====== Records shown ======

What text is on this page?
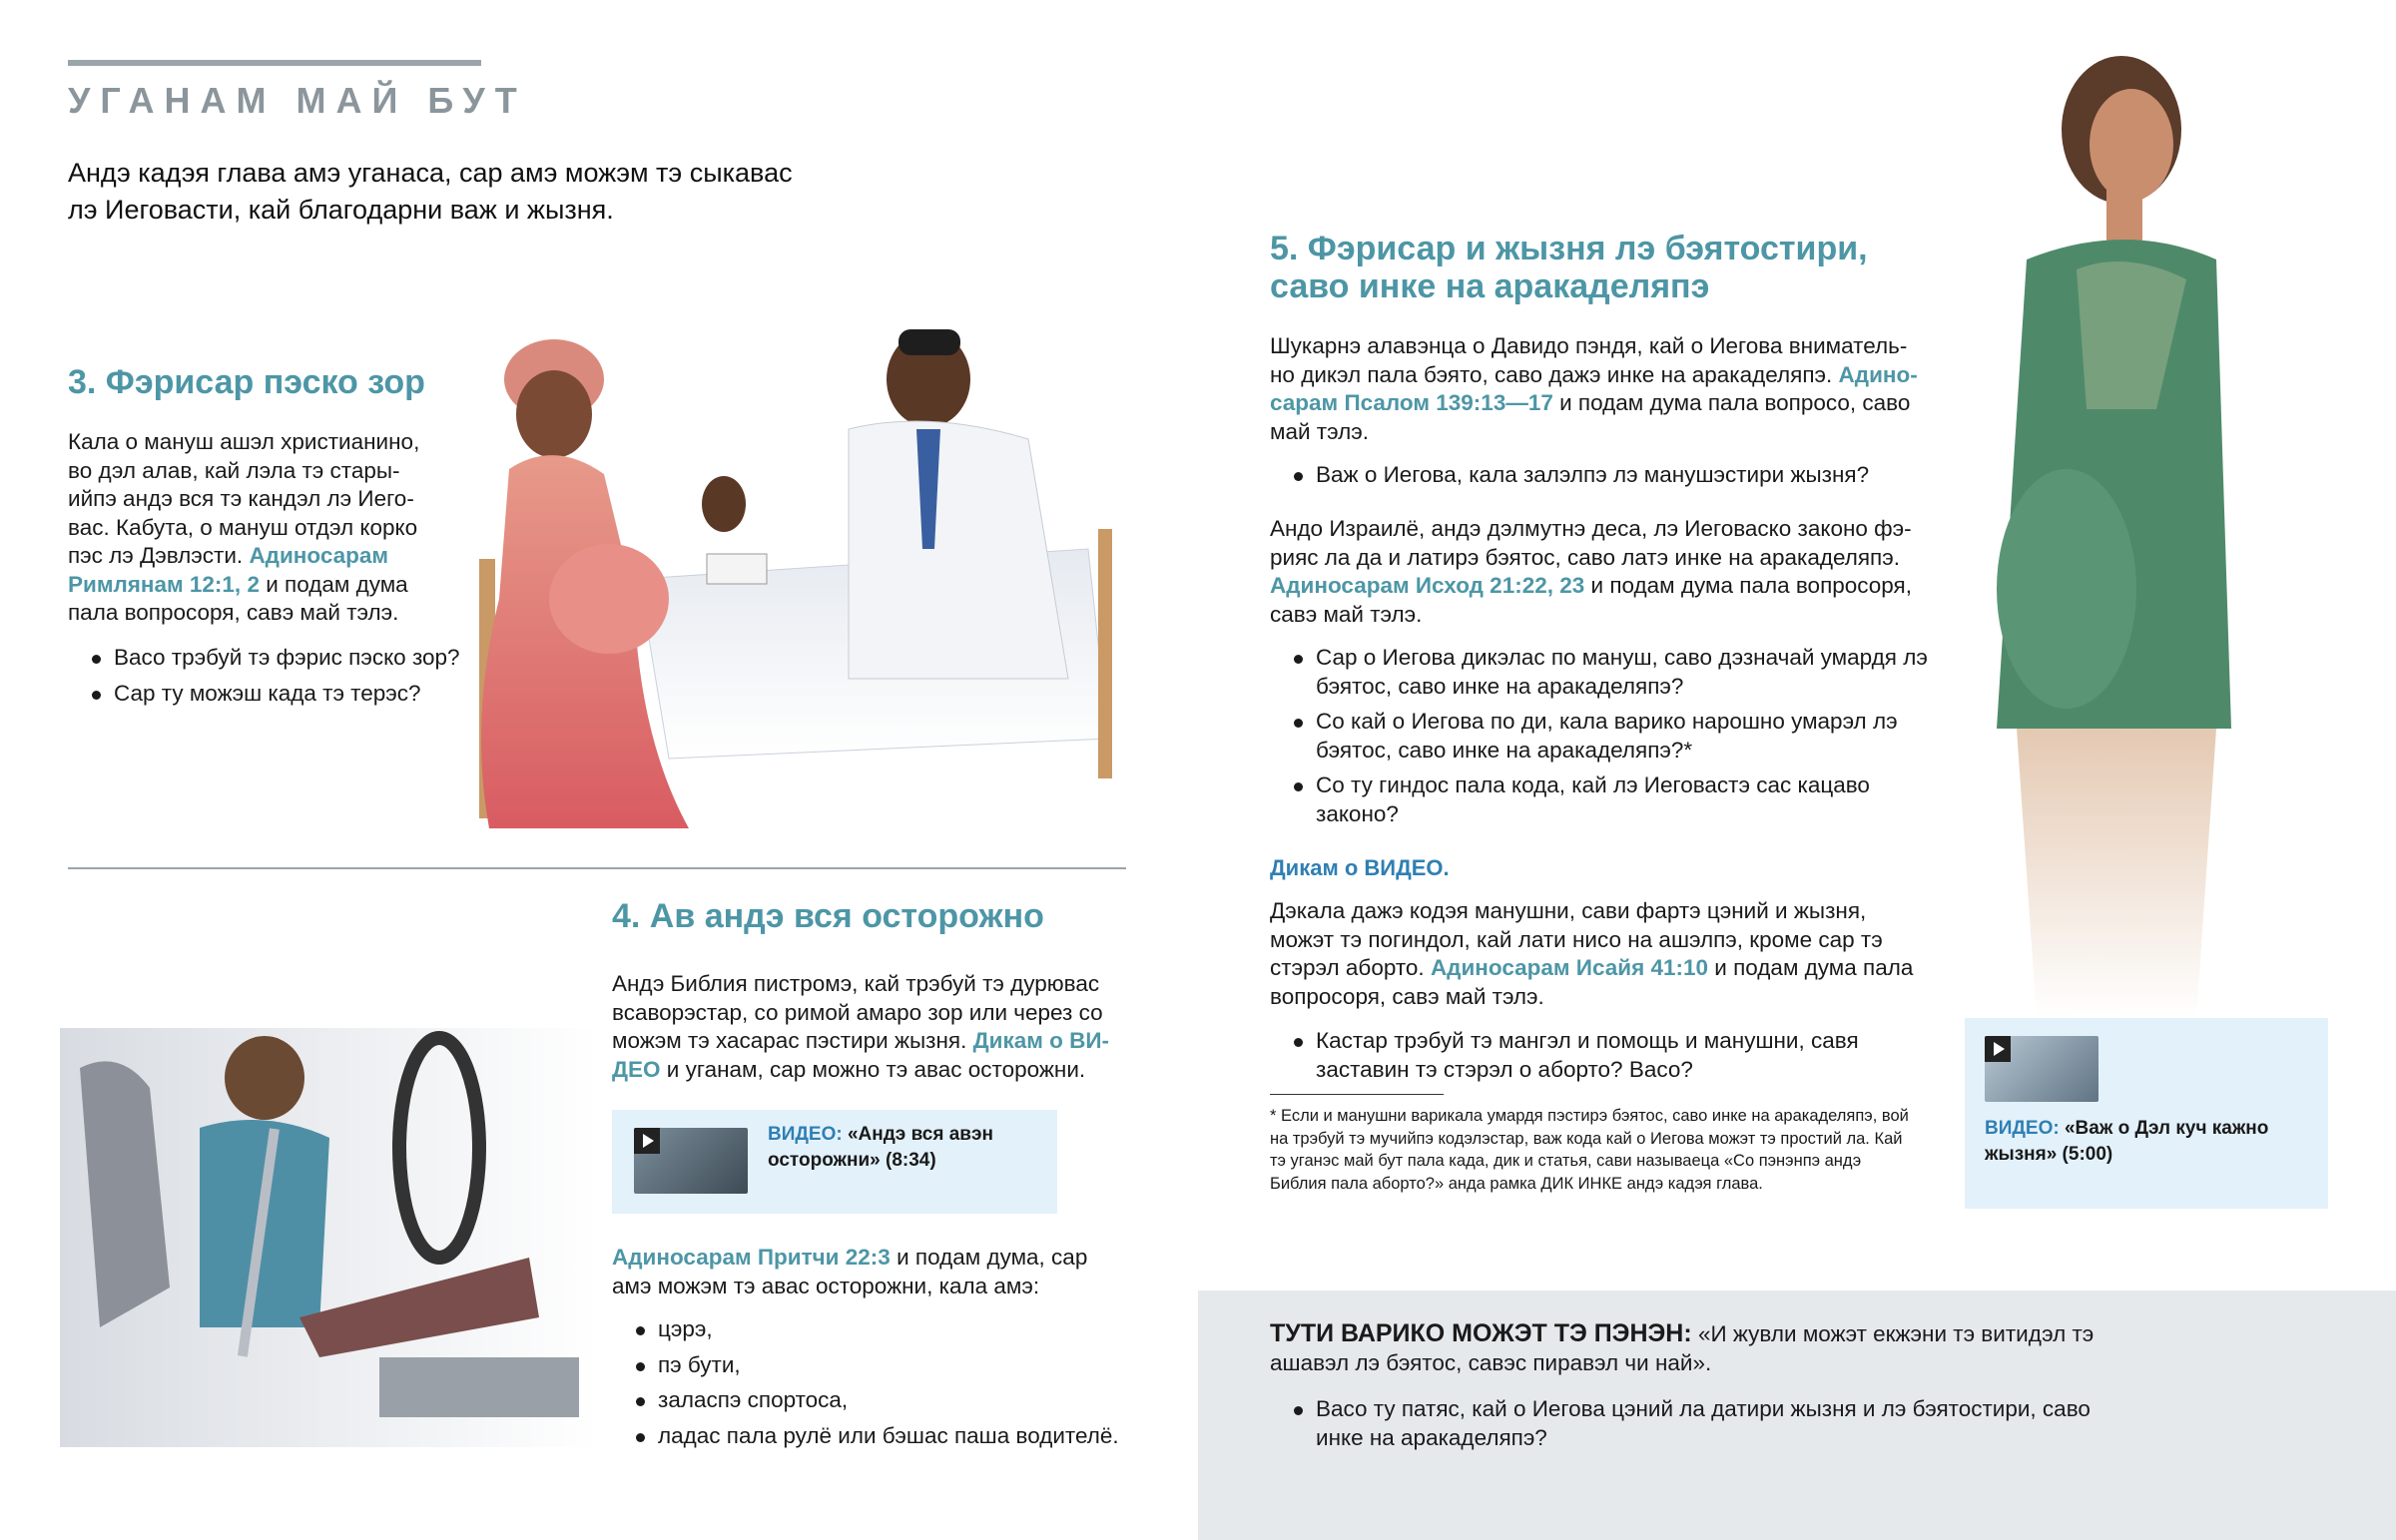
УГАНАМ МАЙ БУТ
Андэ кадэя глава амэ уганаса, сар амэ можэм тэ сыкавас лэ Иеговасти, кай благодарни важ и жызня.
3. Фэрисар пэско зор
Кала о мануш ашэл христианино,
во дэл алав, кай лэла тэ стары-
ийпэ андэ вся тэ кандэл лэ Иего-
вас. Кабута, о мануш отдэл корко
пэс лэ Дэвлэсти. Адиносарам
Римлянам 12:1, 2 и подам дума
пала вопросоря, савэ май тэлэ.
Васо трэбуй тэ фэрис пэско зор?
Сар ту можэш када тэ терэс?
4. Ав андэ вся осторожно
Андэ Библия пистромэ, кай трэбуй тэ дурювас
всаворэстар, со римой амаро зор или через со
можэм тэ хасарас пэстири жызня. Дикам о ВИ-
ДЕО и уганам, сар можно тэ авас осторожни.
ВИДЕО: «Андэ вся авэн осторожни» (8:34)
Адиносарам Притчи 22:3 и подам дума, сар
амэ можэм тэ авас осторожни, кала амэ:
цэрэ,
пэ бути,
заласпэ спортоса,
ладас пала рулё или бэшас паша водителё.
5. Фэрисар и жызня лэ бэятостири,
саво инке на аракаделяпэ
Шукарнэ алавэнца о Давидо пэндя, кай о Иегова вниматель-
но дикэл пала бэято, саво дажэ инке на аракаделяпэ. Адино-
сарам Псалом 139:13—17 и подам дума пала вопросо, саво
май тэлэ.
Важ о Иегова, кала залэлпэ лэ манушэстири жызня?
Андо Израилё, андэ дэлмутнэ деса, лэ Иеговаско законо фэ-
рияс ла да и латирэ бэятос, саво латэ инке на аракаделяпэ.
Адиносарам Исход 21:22, 23 и подам дума пала вопросоря,
савэ май тэлэ.
Сар о Иегова дикэлас по мануш, саво дэзначай умардя лэ бэятос, саво инке на аракаделяпэ?
Со кай о Иегова по ди, кала варико нарошно умарэл лэ бэятос, саво инке на аракаделяпэ?*
Со ту гиндос пала кода, кай лэ Иеговастэ сас кацаво законо?
Дикам о ВИДЕО.
Дэкала дажэ кодэя манушни, сави фартэ цэний и жызня,
можэт тэ погиндол, кай лати нисо на ашэлпэ, кроме сар тэ
стэрэл аборто. Адиносарам Исайя 41:10 и подам дума пала
вопросоря, савэ май тэлэ.
Кастар трэбуй тэ мангэл и помощь и манушни, савя заставин тэ стэрэл о аборто? Васо?
* Если и манушни варикала умардя пэстирэ бэятос, саво инке на аракаделяпэ, вой на трэбуй тэ мучийпэ кодэлэстар, важ кода кай о Иегова можэт тэ простий ла. Кай тэ уганэс май бут пала када, дик и статья, сави называеца «Со пэнэнпэ андэ Библия пала аборто?» анда рамка ДИК ИНКЕ андэ кадэя глава.
ВИДЕО: «Важ о Дэл куч кажно жызня» (5:00)
ТУТИ ВАРИКО МОЖЭТ ТЭ ПЭНЭН: «И жувли можэт екжэни тэ витидэл тэ ашавэл лэ бэятос, савэс пиравэл чи най».
Васо ту патяс, кай о Иегова цэний ла датири жызня и лэ бэятостири, саво инке на аракаделяпэ?
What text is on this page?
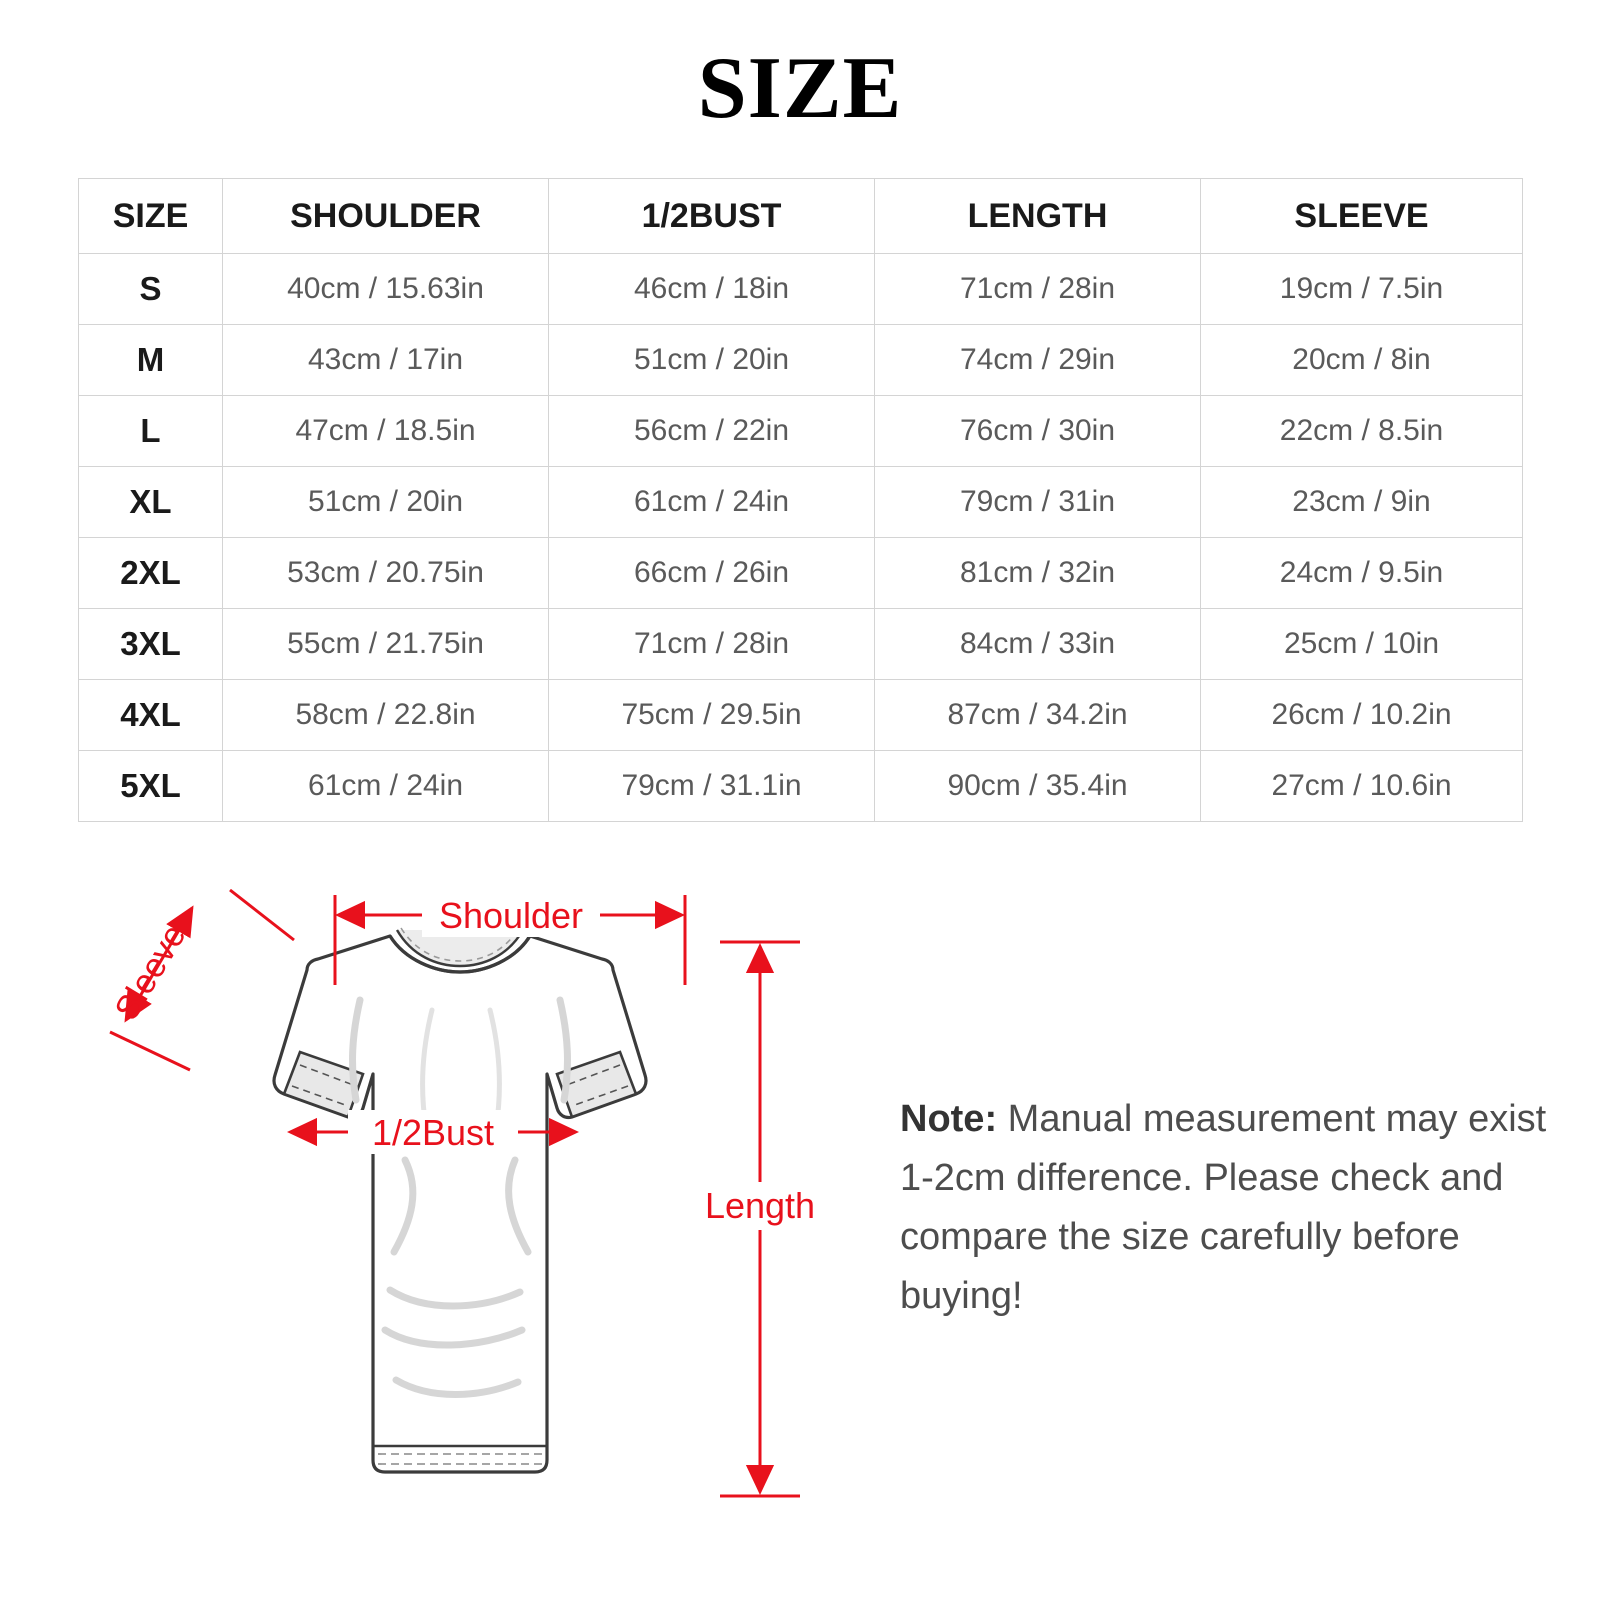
SIZE
SIZE	SHOULDER	1/2BUST	LENGTH	SLEEVE
S	40cm / 15.63in	46cm / 18in	71cm / 28in	19cm / 7.5in
M	43cm / 17in	51cm / 20in	74cm / 29in	20cm / 8in
L	47cm / 18.5in	56cm / 22in	76cm / 30in	22cm / 8.5in
XL	51cm / 20in	61cm / 24in	79cm / 31in	23cm / 9in
2XL	53cm / 20.75in	66cm / 26in	81cm / 32in	24cm / 9.5in
3XL	55cm / 21.75in	71cm / 28in	84cm / 33in	25cm / 10in
4XL	58cm / 22.8in	75cm / 29.5in	87cm / 34.2in	26cm / 10.2in
5XL	61cm / 24in	79cm / 31.1in	90cm / 35.4in	27cm / 10.6in
Shoulder
Sleeve
1/2Bust
Length
Note: Manual measurement may exist 1-2cm difference. Please check and compare the size carefully before buying!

======

■ Objective
Pull out all lines from the listing that contain the string "жызня".

■ Response below
Андэ кадэя глава амэ уганаса, сар амэ можэм тэ сыкавас лэ Иеговасти, кай благодарни важ и жызня.
можэм тэ хасарас пэстири жызня. Дикам о ВИ-
5. Фэрисар и жызня лэ бэятостири,
Важ о Иегова, кала залэлпэ лэ манушэстири жызня?
Дэкала дажэ кодэя манушни, сави фартэ цэний и жызня,
ВИДЕО: «Важ о Дэл куч кажно жызня» (5:00)
Васо ту патяс, кай о Иегова цэний ла датири жызня и лэ бэятостири, саво инке на аракаделяпэ?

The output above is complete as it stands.